→ **What the task requires**: The records below must be retyped exactly.

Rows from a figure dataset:

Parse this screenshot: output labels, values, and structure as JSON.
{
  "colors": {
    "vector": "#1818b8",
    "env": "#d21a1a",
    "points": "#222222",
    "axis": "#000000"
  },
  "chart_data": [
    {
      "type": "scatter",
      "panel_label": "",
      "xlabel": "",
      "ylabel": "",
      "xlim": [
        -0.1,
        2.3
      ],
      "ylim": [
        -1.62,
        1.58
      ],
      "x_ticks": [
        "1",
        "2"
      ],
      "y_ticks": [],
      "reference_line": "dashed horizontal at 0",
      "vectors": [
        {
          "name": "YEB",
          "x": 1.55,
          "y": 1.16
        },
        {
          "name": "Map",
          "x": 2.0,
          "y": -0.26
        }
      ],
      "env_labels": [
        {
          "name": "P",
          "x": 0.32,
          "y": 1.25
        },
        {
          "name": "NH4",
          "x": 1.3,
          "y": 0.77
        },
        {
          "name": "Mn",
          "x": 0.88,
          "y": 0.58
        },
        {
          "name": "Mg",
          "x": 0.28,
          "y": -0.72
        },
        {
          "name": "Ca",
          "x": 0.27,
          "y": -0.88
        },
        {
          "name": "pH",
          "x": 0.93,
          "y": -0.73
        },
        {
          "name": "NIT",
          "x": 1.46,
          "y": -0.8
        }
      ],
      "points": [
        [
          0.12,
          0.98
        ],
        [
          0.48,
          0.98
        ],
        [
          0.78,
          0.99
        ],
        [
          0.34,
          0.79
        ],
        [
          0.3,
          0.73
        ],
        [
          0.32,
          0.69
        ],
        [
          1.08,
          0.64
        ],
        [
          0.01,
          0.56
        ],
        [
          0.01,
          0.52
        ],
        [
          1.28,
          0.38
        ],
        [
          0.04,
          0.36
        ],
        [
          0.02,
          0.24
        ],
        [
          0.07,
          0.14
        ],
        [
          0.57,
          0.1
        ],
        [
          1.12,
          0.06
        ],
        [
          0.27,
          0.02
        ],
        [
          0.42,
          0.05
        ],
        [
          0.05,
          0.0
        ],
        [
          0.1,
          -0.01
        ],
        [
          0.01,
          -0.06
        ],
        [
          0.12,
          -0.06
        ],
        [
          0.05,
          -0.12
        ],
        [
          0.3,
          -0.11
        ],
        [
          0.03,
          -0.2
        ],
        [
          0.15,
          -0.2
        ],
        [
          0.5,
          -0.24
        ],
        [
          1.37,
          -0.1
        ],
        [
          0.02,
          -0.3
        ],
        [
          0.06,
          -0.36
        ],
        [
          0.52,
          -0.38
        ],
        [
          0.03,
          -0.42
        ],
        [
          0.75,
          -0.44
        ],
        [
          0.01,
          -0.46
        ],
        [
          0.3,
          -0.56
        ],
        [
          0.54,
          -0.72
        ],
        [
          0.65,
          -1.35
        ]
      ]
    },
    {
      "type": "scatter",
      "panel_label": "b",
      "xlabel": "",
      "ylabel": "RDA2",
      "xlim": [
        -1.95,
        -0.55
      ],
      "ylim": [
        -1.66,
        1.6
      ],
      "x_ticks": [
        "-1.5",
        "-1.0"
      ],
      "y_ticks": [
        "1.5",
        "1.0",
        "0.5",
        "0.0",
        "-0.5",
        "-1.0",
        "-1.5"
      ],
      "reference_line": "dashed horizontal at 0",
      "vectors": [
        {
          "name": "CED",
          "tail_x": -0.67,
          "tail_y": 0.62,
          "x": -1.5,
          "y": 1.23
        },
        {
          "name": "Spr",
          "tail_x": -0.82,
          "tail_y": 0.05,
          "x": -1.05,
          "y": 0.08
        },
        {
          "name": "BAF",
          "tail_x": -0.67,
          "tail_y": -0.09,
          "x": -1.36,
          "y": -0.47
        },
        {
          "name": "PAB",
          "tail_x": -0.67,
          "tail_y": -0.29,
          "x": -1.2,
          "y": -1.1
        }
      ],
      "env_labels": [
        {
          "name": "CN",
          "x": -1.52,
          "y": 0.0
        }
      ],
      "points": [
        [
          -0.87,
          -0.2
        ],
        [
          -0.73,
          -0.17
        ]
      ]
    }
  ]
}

→ **Result of the task**:
Parse this screenshot: output labels, values, and structure as JSON.
{
  "colors": {
    "vector": "#1818b8",
    "env": "#d21a1a",
    "points": "#222222",
    "axis": "#000000"
  },
  "chart_data": [
    {
      "type": "scatter",
      "panel_label": "",
      "xlabel": "",
      "ylabel": "",
      "xlim": [
        -0.1,
        2.3
      ],
      "ylim": [
        -1.62,
        1.58
      ],
      "x_ticks": [
        "1",
        "2"
      ],
      "y_ticks": [],
      "reference_line": "dashed horizontal at 0",
      "vectors": [
        {
          "name": "YEB",
          "x": 1.55,
          "y": 1.16
        },
        {
          "name": "Map",
          "x": 2.0,
          "y": -0.26
        }
      ],
      "env_labels": [
        {
          "name": "P",
          "x": 0.32,
          "y": 1.25
        },
        {
          "name": "NH4",
          "x": 1.3,
          "y": 0.77
        },
        {
          "name": "Mn",
          "x": 0.88,
          "y": 0.58
        },
        {
          "name": "Mg",
          "x": 0.28,
          "y": -0.72
        },
        {
          "name": "Ca",
          "x": 0.27,
          "y": -0.88
        },
        {
          "name": "pH",
          "x": 0.93,
          "y": -0.73
        },
        {
          "name": "NIT",
          "x": 1.46,
          "y": -0.8
        }
      ],
      "points": [
        [
          0.12,
          0.98
        ],
        [
          0.48,
          0.98
        ],
        [
          0.78,
          0.99
        ],
        [
          0.34,
          0.79
        ],
        [
          0.3,
          0.73
        ],
        [
          0.32,
          0.69
        ],
        [
          1.08,
          0.64
        ],
        [
          0.01,
          0.56
        ],
        [
          0.01,
          0.52
        ],
        [
          1.28,
          0.38
        ],
        [
          0.04,
          0.36
        ],
        [
          0.02,
          0.24
        ],
        [
          0.07,
          0.14
        ],
        [
          0.57,
          0.1
        ],
        [
          1.12,
          0.06
        ],
        [
          0.27,
          0.02
        ],
        [
          0.42,
          0.05
        ],
        [
          0.05,
          0.0
        ],
        [
          0.1,
          -0.01
        ],
        [
          0.01,
          -0.06
        ],
        [
          0.12,
          -0.06
        ],
        [
          0.05,
          -0.12
        ],
        [
          0.3,
          -0.11
        ],
        [
          0.03,
          -0.2
        ],
        [
          0.15,
          -0.2
        ],
        [
          0.5,
          -0.24
        ],
        [
          1.37,
          -0.1
        ],
        [
          0.02,
          -0.3
        ],
        [
          0.06,
          -0.36
        ],
        [
          0.52,
          -0.38
        ],
        [
          0.03,
          -0.42
        ],
        [
          0.75,
          -0.44
        ],
        [
          0.01,
          -0.46
        ],
        [
          0.3,
          -0.56
        ],
        [
          0.54,
          -0.72
        ],
        [
          0.65,
          -1.35
        ]
      ]
    },
    {
      "type": "scatter",
      "panel_label": "b",
      "xlabel": "",
      "ylabel": "RDA2",
      "xlim": [
        -1.95,
        -0.55
      ],
      "ylim": [
        -1.66,
        1.6
      ],
      "x_ticks": [
        "-1.5",
        "-1.0"
      ],
      "y_ticks": [
        "1.5",
        "1.0",
        "0.5",
        "0.0",
        "-0.5",
        "-1.0",
        "-1.5"
      ],
      "reference_line": "dashed horizontal at 0",
      "vectors": [
        {
          "name": "CED",
          "tail_x": -0.67,
          "tail_y": 0.62,
          "x": -1.5,
          "y": 1.23
        },
        {
          "name": "Spr",
          "tail_x": -0.82,
          "tail_y": 0.05,
          "x": -1.05,
          "y": 0.08
        },
        {
          "name": "BAF",
          "tail_x": -0.67,
          "tail_y": -0.09,
          "x": -1.36,
          "y": -0.47
        },
        {
          "name": "PAB",
          "tail_x": -0.67,
          "tail_y": -0.29,
          "x": -1.2,
          "y": -1.1
        }
      ],
      "env_labels": [
        {
          "name": "CN",
          "x": -1.52,
          "y": 0.0
        }
      ],
      "points": [
        [
          -0.87,
          -0.2
        ],
        [
          -0.73,
          -0.17
        ]
      ]
    }
  ]
}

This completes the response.